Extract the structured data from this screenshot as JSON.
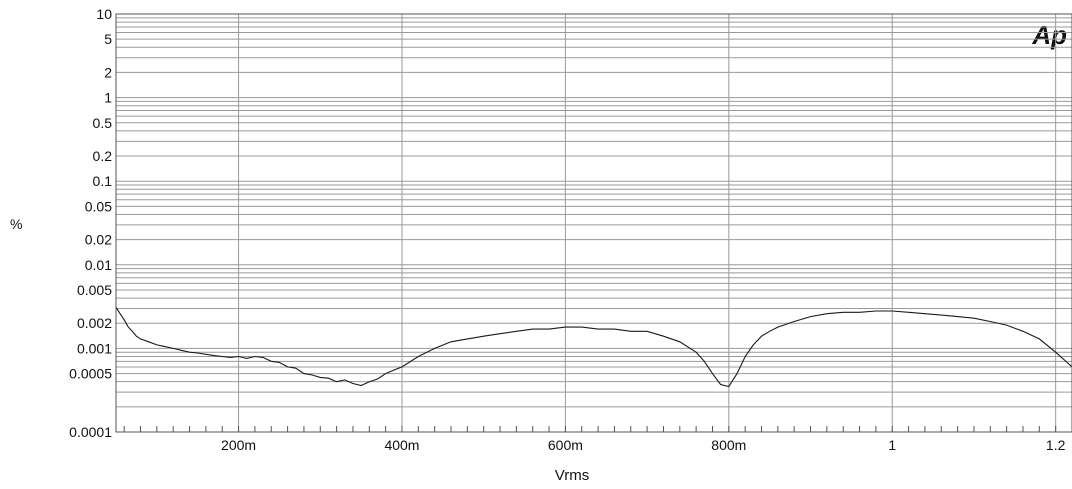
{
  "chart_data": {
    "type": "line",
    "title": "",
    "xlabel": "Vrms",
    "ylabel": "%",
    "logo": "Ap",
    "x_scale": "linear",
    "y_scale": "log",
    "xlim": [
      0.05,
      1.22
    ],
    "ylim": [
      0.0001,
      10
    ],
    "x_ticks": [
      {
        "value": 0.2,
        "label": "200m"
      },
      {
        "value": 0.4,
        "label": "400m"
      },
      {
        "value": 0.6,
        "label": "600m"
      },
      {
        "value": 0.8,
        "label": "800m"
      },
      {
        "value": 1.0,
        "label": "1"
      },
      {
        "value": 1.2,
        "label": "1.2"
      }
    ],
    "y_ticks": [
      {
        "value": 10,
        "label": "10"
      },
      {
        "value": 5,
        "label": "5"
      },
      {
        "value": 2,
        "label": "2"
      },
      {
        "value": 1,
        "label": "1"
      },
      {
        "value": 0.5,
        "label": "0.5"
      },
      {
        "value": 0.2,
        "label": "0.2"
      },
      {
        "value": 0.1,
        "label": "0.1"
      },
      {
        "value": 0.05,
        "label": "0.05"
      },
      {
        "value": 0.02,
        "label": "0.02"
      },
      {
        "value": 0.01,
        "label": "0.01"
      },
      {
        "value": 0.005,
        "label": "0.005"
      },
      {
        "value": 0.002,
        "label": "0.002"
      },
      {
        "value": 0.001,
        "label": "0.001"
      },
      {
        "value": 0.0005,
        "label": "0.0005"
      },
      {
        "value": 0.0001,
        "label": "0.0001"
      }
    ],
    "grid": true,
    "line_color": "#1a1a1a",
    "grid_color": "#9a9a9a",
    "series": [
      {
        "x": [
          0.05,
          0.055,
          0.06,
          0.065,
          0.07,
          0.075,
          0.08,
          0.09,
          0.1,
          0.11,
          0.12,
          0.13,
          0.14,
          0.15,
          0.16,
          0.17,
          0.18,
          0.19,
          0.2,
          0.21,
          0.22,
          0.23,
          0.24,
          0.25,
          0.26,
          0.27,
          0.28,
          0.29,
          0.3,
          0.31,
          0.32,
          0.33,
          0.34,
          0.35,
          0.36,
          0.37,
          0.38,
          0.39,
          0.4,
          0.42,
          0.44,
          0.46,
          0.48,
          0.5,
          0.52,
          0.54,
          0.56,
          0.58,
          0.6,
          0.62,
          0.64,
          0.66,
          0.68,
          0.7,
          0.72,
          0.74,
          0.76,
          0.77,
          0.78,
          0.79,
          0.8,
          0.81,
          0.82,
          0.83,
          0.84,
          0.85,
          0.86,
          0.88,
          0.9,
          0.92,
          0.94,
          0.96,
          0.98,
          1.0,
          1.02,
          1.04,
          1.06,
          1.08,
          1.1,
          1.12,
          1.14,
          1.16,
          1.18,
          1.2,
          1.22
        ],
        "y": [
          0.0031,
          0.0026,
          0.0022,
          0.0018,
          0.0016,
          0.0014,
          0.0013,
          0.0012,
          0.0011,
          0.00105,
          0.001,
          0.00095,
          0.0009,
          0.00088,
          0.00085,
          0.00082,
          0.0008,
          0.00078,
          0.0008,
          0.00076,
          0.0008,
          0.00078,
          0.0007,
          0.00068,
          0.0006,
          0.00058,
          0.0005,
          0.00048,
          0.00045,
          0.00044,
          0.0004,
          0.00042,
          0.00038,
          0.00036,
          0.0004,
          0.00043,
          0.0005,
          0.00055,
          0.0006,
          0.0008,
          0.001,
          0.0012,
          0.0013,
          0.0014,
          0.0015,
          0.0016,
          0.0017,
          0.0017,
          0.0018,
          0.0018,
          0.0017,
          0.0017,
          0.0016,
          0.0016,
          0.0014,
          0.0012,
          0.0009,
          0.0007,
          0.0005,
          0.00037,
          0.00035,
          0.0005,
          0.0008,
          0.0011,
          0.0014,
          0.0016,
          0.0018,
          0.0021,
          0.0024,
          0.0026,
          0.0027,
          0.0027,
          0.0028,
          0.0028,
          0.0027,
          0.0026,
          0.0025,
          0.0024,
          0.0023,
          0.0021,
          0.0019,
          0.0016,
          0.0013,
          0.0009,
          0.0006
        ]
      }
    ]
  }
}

...

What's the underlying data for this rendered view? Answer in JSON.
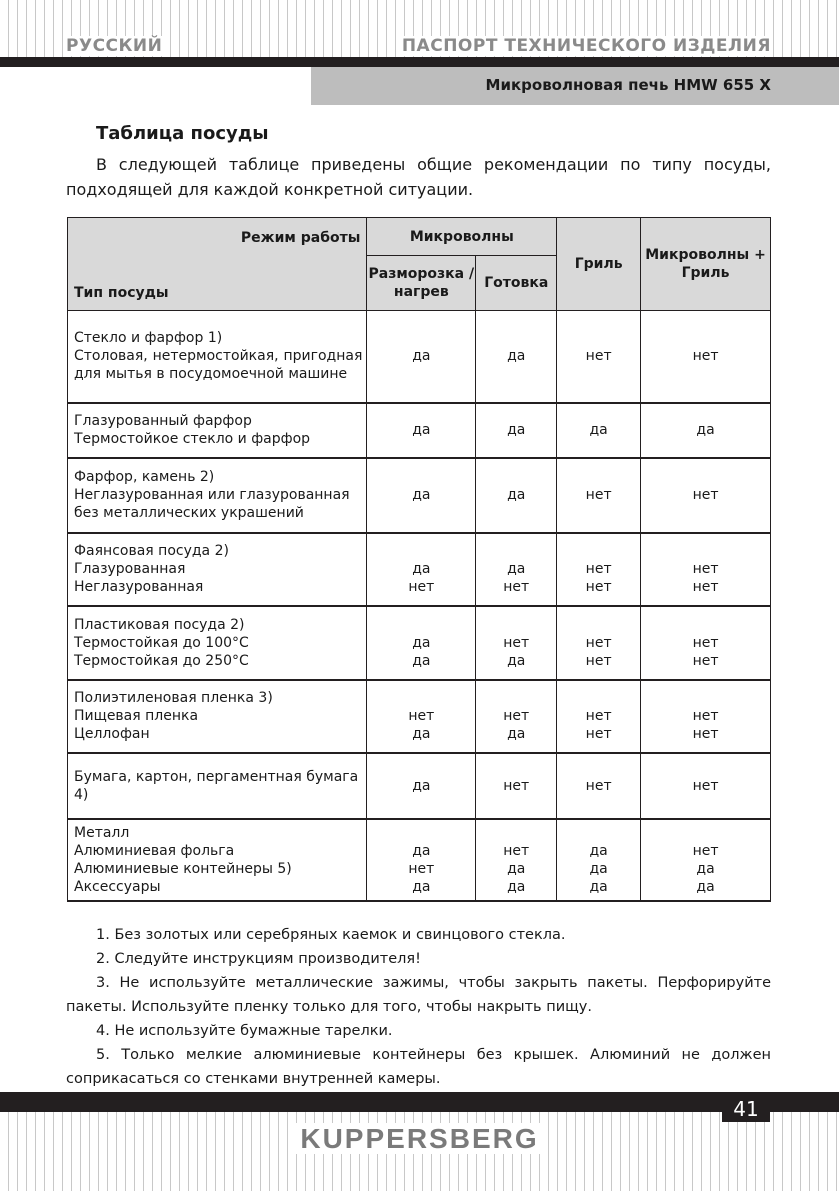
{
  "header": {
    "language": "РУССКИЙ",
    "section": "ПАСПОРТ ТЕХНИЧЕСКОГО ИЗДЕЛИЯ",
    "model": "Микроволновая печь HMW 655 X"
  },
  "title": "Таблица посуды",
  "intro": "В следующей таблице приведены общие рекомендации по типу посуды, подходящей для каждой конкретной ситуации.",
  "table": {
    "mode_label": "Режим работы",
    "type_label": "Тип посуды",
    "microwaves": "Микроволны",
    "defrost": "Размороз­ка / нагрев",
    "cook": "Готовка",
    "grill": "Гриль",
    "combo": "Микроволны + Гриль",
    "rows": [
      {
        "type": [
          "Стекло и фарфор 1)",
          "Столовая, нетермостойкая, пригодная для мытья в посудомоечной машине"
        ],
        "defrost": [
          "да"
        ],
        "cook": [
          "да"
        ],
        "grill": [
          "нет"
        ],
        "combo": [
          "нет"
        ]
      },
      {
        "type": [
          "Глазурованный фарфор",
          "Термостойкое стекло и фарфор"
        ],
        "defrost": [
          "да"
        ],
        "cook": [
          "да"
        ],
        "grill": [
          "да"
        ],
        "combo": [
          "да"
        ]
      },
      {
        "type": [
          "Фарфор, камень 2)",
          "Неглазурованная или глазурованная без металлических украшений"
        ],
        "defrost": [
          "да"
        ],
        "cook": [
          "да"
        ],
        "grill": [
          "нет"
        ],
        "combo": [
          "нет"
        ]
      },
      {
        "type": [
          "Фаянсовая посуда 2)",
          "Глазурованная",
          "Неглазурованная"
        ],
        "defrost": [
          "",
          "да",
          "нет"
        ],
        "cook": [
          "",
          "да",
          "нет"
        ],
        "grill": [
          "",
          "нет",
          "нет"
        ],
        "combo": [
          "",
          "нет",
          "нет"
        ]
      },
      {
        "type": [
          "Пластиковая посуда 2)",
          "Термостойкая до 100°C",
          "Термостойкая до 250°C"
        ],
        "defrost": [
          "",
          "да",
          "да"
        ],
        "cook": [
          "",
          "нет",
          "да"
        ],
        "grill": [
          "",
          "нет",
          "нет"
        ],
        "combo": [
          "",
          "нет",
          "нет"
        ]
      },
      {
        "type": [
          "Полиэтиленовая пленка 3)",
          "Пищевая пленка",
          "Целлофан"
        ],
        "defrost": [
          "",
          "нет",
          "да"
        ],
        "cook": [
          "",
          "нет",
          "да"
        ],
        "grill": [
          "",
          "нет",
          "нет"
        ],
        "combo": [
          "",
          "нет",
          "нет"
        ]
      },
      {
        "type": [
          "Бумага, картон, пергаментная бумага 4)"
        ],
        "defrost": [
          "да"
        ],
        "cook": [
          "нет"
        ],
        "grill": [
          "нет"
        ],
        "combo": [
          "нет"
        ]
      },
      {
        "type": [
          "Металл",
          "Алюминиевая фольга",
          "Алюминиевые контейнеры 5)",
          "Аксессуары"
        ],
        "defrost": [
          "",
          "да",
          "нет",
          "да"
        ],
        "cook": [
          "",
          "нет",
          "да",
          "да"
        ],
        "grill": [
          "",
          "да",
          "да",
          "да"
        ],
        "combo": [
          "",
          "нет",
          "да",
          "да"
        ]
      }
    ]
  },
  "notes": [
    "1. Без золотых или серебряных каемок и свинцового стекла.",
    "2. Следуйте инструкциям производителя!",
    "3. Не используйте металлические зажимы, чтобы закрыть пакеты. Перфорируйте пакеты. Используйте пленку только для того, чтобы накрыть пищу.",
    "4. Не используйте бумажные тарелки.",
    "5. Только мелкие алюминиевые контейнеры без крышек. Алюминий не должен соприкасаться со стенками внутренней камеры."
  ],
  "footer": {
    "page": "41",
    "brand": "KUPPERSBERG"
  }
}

* * *

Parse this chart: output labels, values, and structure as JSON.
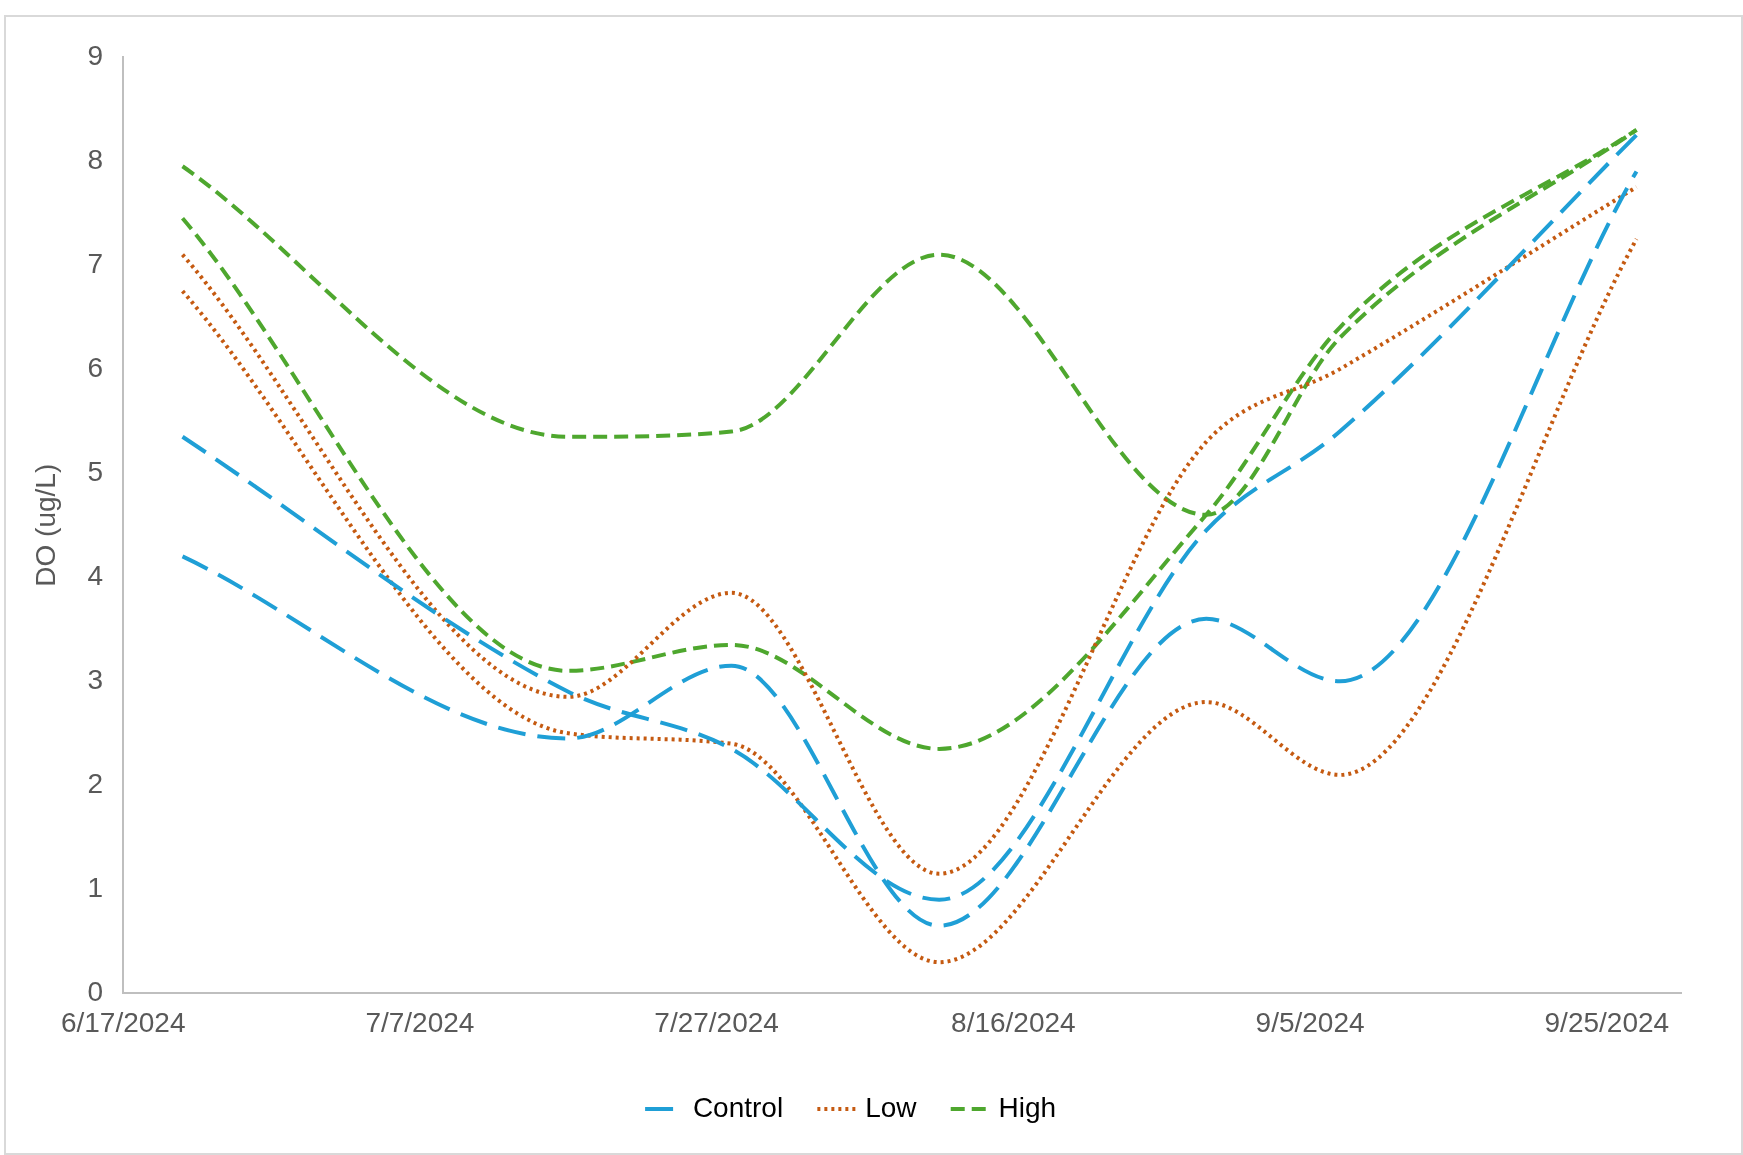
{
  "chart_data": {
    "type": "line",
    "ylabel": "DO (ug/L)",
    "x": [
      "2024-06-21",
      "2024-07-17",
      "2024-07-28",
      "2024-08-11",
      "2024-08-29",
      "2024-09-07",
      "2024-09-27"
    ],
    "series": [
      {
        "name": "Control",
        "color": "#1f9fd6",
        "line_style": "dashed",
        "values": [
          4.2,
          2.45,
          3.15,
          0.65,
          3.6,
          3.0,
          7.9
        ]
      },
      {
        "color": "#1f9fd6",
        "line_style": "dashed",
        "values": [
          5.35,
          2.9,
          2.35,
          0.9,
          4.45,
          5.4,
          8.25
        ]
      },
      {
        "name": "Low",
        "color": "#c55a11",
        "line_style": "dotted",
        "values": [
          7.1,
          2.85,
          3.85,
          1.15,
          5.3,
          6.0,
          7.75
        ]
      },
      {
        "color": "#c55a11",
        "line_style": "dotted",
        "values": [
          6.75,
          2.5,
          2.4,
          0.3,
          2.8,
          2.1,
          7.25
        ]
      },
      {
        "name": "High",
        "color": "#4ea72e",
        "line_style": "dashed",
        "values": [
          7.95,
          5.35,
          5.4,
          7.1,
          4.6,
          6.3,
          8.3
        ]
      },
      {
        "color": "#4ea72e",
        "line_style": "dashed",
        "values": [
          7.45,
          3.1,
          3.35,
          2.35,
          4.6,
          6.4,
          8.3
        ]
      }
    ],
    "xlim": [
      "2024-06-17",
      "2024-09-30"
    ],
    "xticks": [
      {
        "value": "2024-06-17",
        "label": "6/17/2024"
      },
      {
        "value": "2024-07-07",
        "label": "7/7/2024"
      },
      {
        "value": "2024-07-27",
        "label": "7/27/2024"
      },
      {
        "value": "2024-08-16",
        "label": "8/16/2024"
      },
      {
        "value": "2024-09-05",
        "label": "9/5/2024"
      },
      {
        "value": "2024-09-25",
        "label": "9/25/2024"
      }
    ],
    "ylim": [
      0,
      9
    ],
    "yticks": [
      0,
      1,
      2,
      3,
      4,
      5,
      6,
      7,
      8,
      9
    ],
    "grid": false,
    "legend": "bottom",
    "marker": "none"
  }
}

- [Task statement]: Each line that contains the string "посуда" counts once; say how many there are and nothing else.

- [Right answer]: 2